*TASK BRIEF*
Please output every record below exactly as written, leaving out any pictures.

*SOURCE INFORMATION*
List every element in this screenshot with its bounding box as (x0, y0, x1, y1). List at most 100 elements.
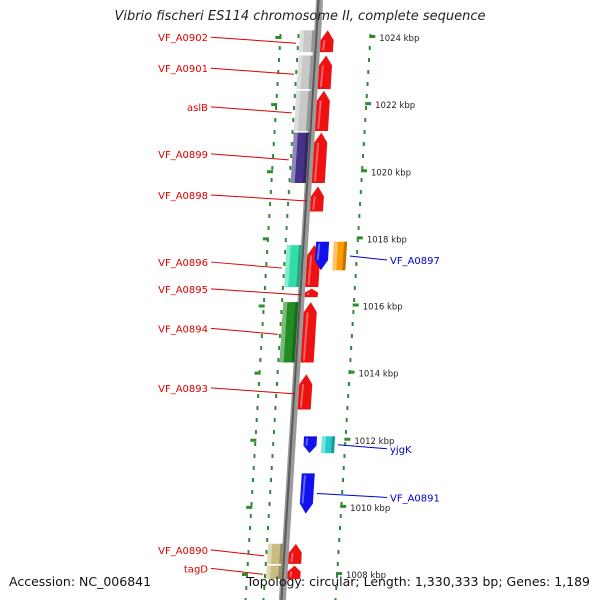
gene-label-vf_a0894: VF_A0894 (158, 324, 208, 335)
gene-class-block-vf_a0901-shade (308, 55, 314, 90)
gene-class-block-vf_a0899-shade (302, 132, 309, 183)
gene-label-vf_a0897-leader (349, 255, 388, 261)
scale-tick-label: 1022 kbp (375, 101, 415, 111)
scale-ring-guide-dot (342, 466, 345, 470)
gene-arrow-vf_a0890 (288, 543, 302, 564)
inner-ring-guide-dot (293, 94, 296, 98)
gene-label-vf_a0899: VF_A0899 (158, 150, 208, 161)
inner-ring-guide-dot (265, 550, 268, 554)
scale-ring-guide-dot (369, 34, 372, 38)
innermost-ring-guide-dot (251, 478, 254, 482)
scale-ring-guide-dot (341, 490, 344, 494)
gene-arrow-vf_a0895-highlight (306, 292, 310, 296)
gene-arrow-aslb-highlight (317, 100, 322, 130)
inner-ring-guide-dot (284, 238, 287, 242)
gene-class-block-vf_a0896-shade (296, 245, 302, 288)
inner-ring-guide-dot (268, 502, 271, 506)
innermost-ring-guide-dot (263, 298, 266, 302)
gene-label-vf_a0899-leader (210, 153, 289, 161)
gene-label-vf_a0895: VF_A0895 (158, 285, 208, 296)
inner-ring-guide-dot (281, 286, 284, 290)
gene-label-aslb: aslB (187, 103, 208, 114)
innermost-ring-guide-dot (260, 334, 263, 338)
scale-ring-guide-dot (338, 538, 341, 542)
innermost-ring-guide-dot (246, 574, 249, 578)
innermost-ring-guide-dot (273, 130, 276, 134)
scale-tick-label: 1018 kbp (367, 235, 407, 245)
scale-ring-guide-dot (360, 178, 363, 182)
inner-ring-guide-dot (270, 466, 273, 470)
scale-ring-guide-dot (359, 202, 362, 206)
inner-ring-guide-dot (281, 298, 284, 302)
innermost-ring-guide-dot (257, 382, 260, 386)
gene-arrow-vf_a0898 (309, 186, 324, 212)
scale-ring-guide-dot (344, 442, 347, 446)
inner-ring-guide-dot (282, 274, 285, 278)
scale-tick (369, 35, 376, 38)
innermost-ring-guide-dot (250, 502, 253, 506)
gene-class-block-vf_a0894-highlight (279, 302, 288, 363)
innermost-ring-guide-dot (247, 550, 250, 554)
gene-label-vf_a0896: VF_A0896 (158, 258, 208, 269)
inner-ring-guide-dot (285, 226, 288, 230)
scale-ring-guide-dot (349, 358, 352, 362)
gene-label-vf_a0898-leader (210, 194, 308, 202)
inner-ring-tick (250, 438, 257, 442)
gene-label-yjgk: yjgK (390, 445, 412, 456)
inner-ring-tick (258, 304, 265, 308)
innermost-ring-guide-dot (246, 562, 249, 566)
gene-arrow-vf_a0902 (319, 30, 334, 53)
inner-ring-guide-dot (278, 346, 281, 350)
gene-label-yjgk-leader (337, 444, 388, 450)
scale-ring-guide-dot (352, 310, 355, 314)
gene-arrow-vf_a0901-highlight (319, 65, 324, 88)
innermost-ring-guide-dot (260, 346, 263, 350)
innermost-ring-guide-dot (272, 154, 275, 158)
gene-class-block-tagd-highlight (266, 565, 272, 580)
scale-tick-label: 1008 kbp (346, 571, 386, 581)
scale-ring-guide-dot (365, 94, 368, 98)
gene-arrow-vf_a0897-highlight (316, 243, 321, 261)
gene-arrow-vf_a0899-highlight (314, 142, 320, 182)
gene-arrow-vf_a0893-highlight (299, 384, 305, 408)
scale-tick (344, 437, 351, 441)
gene-label-vf_a0890-leader (210, 549, 265, 557)
scale-ring-guide-dot (357, 226, 360, 230)
scale-ring-guide-dot (344, 430, 347, 434)
inner-ring-guide-dot (266, 526, 269, 530)
innermost-ring-guide-dot (271, 166, 274, 170)
inner-ring-guide-dot (292, 118, 295, 122)
inner-ring-guide-dot (262, 598, 265, 600)
inner-ring-guide-dot (293, 106, 296, 110)
gene-arrow-yjgk-highlight (305, 438, 309, 446)
innermost-ring-guide-dot (255, 418, 258, 422)
genome-summary-text: Topology: circular; Length: 1,330,333 bp… (246, 574, 590, 589)
innermost-ring-guide-dot (266, 250, 269, 254)
gene-arrow-vf_a0891-highlight (301, 475, 307, 504)
inner-ring-guide-dot (277, 358, 280, 362)
innermost-ring-guide-dot (259, 358, 262, 362)
innermost-ring-guide-dot (276, 82, 279, 86)
innermost-ring-guide-dot (269, 190, 272, 194)
scale-ring-guide-dot (364, 118, 367, 122)
gene-label-vf_a0890: VF_A0890 (158, 546, 208, 557)
inner-ring-guide-dot (286, 214, 289, 218)
scale-ring-guide-dot (351, 322, 354, 326)
gene-arrow-vf_a0895 (304, 288, 318, 298)
scale-ring-guide-dot (347, 382, 350, 386)
inner-ring-guide-dot (295, 70, 298, 74)
scale-ring-guide-dot (353, 286, 356, 290)
scale-tick (360, 169, 367, 173)
inner-ring-guide-dot (279, 322, 282, 326)
innermost-ring-guide-dot (275, 106, 278, 110)
inner-ring-guide-dot (290, 154, 293, 158)
innermost-ring-guide-dot (267, 226, 270, 230)
map-title: Vibrio fischeri ES114 chromosome II, com… (114, 9, 486, 24)
scale-tick (336, 572, 343, 575)
innermost-ring-guide-dot (272, 142, 275, 146)
gene-label-vf_a0893-leader (210, 387, 296, 395)
feature-layer (266, 30, 348, 580)
innermost-ring-guide-dot (270, 178, 273, 182)
inner-ring-guide-dot (296, 46, 299, 50)
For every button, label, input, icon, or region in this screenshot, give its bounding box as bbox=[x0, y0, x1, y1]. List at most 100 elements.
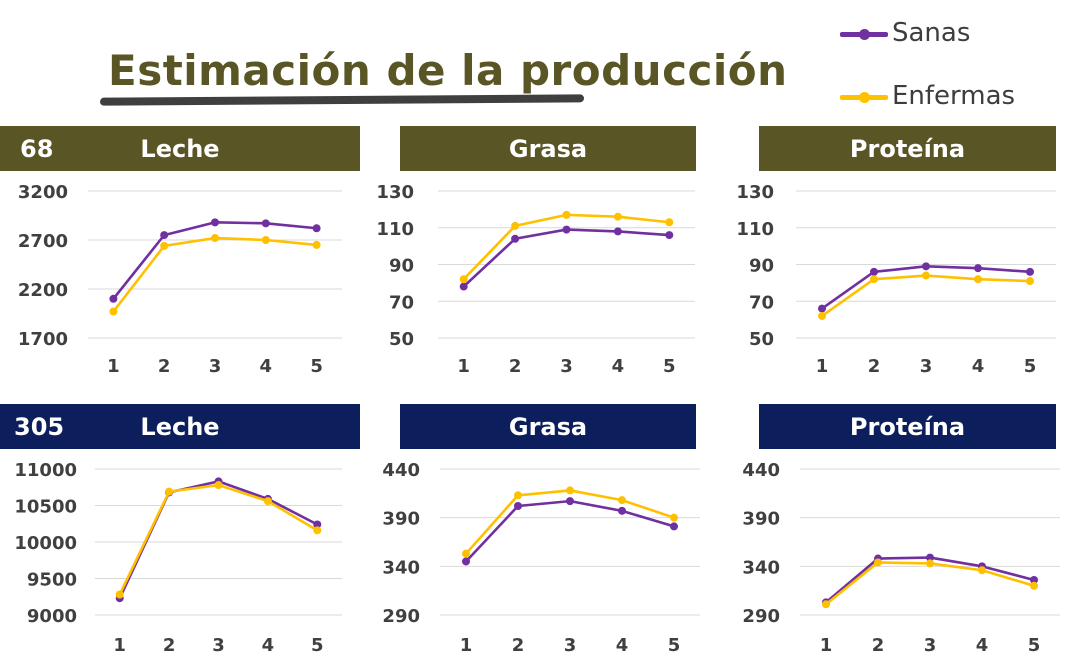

*ANSWER SPACE*
List every element in this screenshot with its bounding box as (x0, y0, x1, y1). List at most 100 elements.
gene-label-vf_a0894: VF_A0894 (158, 324, 208, 335)
gene-class-block-vf_a0901-shade (308, 55, 314, 90)
gene-class-block-vf_a0899-shade (302, 132, 309, 183)
gene-label-vf_a0897-leader (349, 255, 388, 261)
scale-tick-label: 1022 kbp (375, 101, 415, 111)
scale-ring-guide-dot (342, 466, 345, 470)
gene-arrow-vf_a0890 (288, 543, 302, 564)
inner-ring-guide-dot (293, 94, 296, 98)
gene-label-vf_a0899: VF_A0899 (158, 150, 208, 161)
inner-ring-guide-dot (265, 550, 268, 554)
scale-ring-guide-dot (369, 34, 372, 38)
innermost-ring-guide-dot (251, 478, 254, 482)
scale-ring-guide-dot (341, 490, 344, 494)
gene-arrow-vf_a0895-highlight (306, 292, 310, 296)
gene-arrow-aslb-highlight (317, 100, 322, 130)
inner-ring-guide-dot (284, 238, 287, 242)
gene-class-block-vf_a0896-shade (296, 245, 302, 288)
inner-ring-guide-dot (268, 502, 271, 506)
innermost-ring-guide-dot (263, 298, 266, 302)
gene-label-vf_a0899-leader (210, 153, 289, 161)
gene-label-vf_a0895: VF_A0895 (158, 285, 208, 296)
inner-ring-guide-dot (281, 286, 284, 290)
gene-label-aslb: aslB (187, 103, 208, 114)
innermost-ring-guide-dot (260, 334, 263, 338)
scale-ring-guide-dot (338, 538, 341, 542)
innermost-ring-guide-dot (246, 574, 249, 578)
innermost-ring-guide-dot (273, 130, 276, 134)
scale-tick-label: 1018 kbp (367, 235, 407, 245)
scale-ring-guide-dot (360, 178, 363, 182)
inner-ring-guide-dot (270, 466, 273, 470)
scale-ring-guide-dot (359, 202, 362, 206)
inner-ring-guide-dot (281, 298, 284, 302)
innermost-ring-guide-dot (257, 382, 260, 386)
gene-arrow-vf_a0898 (309, 186, 324, 212)
scale-ring-guide-dot (344, 442, 347, 446)
inner-ring-guide-dot (282, 274, 285, 278)
scale-tick (369, 35, 376, 38)
innermost-ring-guide-dot (250, 502, 253, 506)
gene-class-block-vf_a0894-highlight (279, 302, 288, 363)
innermost-ring-guide-dot (247, 550, 250, 554)
gene-label-vf_a0896: VF_A0896 (158, 258, 208, 269)
inner-ring-guide-dot (285, 226, 288, 230)
scale-ring-guide-dot (349, 358, 352, 362)
gene-label-vf_a0898-leader (210, 194, 308, 202)
inner-ring-tick (250, 438, 257, 442)
gene-label-yjgk: yjgK (390, 445, 412, 456)
inner-ring-tick (258, 304, 265, 308)
innermost-ring-guide-dot (246, 562, 249, 566)
gene-arrow-vf_a0902 (319, 30, 334, 53)
inner-ring-guide-dot (278, 346, 281, 350)
gene-label-yjgk-leader (337, 444, 388, 450)
scale-ring-guide-dot (352, 310, 355, 314)
gene-arrow-vf_a0901-highlight (319, 65, 324, 88)
innermost-ring-guide-dot (260, 346, 263, 350)
innermost-ring-guide-dot (272, 154, 275, 158)
gene-class-block-tagd-highlight (266, 565, 272, 580)
scale-tick-label: 1008 kbp (346, 571, 386, 581)
scale-ring-guide-dot (365, 94, 368, 98)
gene-arrow-vf_a0897-highlight (316, 243, 321, 261)
gene-arrow-vf_a0899-highlight (314, 142, 320, 182)
gene-arrow-vf_a0893-highlight (299, 384, 305, 408)
scale-tick (344, 437, 351, 441)
gene-label-vf_a0890-leader (210, 549, 265, 557)
scale-ring-guide-dot (357, 226, 360, 230)
scale-ring-guide-dot (344, 430, 347, 434)
inner-ring-guide-dot (266, 526, 269, 530)
innermost-ring-guide-dot (271, 166, 274, 170)
inner-ring-guide-dot (292, 118, 295, 122)
inner-ring-guide-dot (262, 598, 265, 600)
inner-ring-guide-dot (293, 106, 296, 110)
gene-arrow-yjgk-highlight (305, 438, 309, 446)
innermost-ring-guide-dot (255, 418, 258, 422)
genome-summary-text: Topology: circular; Length: 1,330,333 bp… (246, 574, 590, 589)
innermost-ring-guide-dot (266, 250, 269, 254)
gene-arrow-vf_a0891-highlight (301, 475, 307, 504)
inner-ring-guide-dot (277, 358, 280, 362)
innermost-ring-guide-dot (259, 358, 262, 362)
innermost-ring-guide-dot (276, 82, 279, 86)
innermost-ring-guide-dot (269, 190, 272, 194)
scale-ring-guide-dot (364, 118, 367, 122)
gene-label-vf_a0890: VF_A0890 (158, 546, 208, 557)
inner-ring-guide-dot (286, 214, 289, 218)
scale-ring-guide-dot (351, 322, 354, 326)
gene-arrow-vf_a0895 (304, 288, 318, 298)
scale-ring-guide-dot (347, 382, 350, 386)
inner-ring-guide-dot (295, 70, 298, 74)
scale-ring-guide-dot (353, 286, 356, 290)
scale-tick (360, 169, 367, 173)
inner-ring-guide-dot (279, 322, 282, 326)
innermost-ring-guide-dot (275, 106, 278, 110)
inner-ring-guide-dot (290, 154, 293, 158)
innermost-ring-guide-dot (267, 226, 270, 230)
map-title: Vibrio fischeri ES114 chromosome II, com… (114, 9, 486, 24)
scale-tick (336, 572, 343, 575)
innermost-ring-guide-dot (272, 142, 275, 146)
gene-label-vf_a0893-leader (210, 387, 296, 395)
feature-layer (266, 30, 348, 580)
innermost-ring-guide-dot (270, 178, 273, 182)
inner-ring-guide-dot (296, 46, 299, 50)
For every button, label, input, icon, or region in this screenshot, give its bounding box as bbox=[x0, y0, x1, y1]. List at most 100 elements.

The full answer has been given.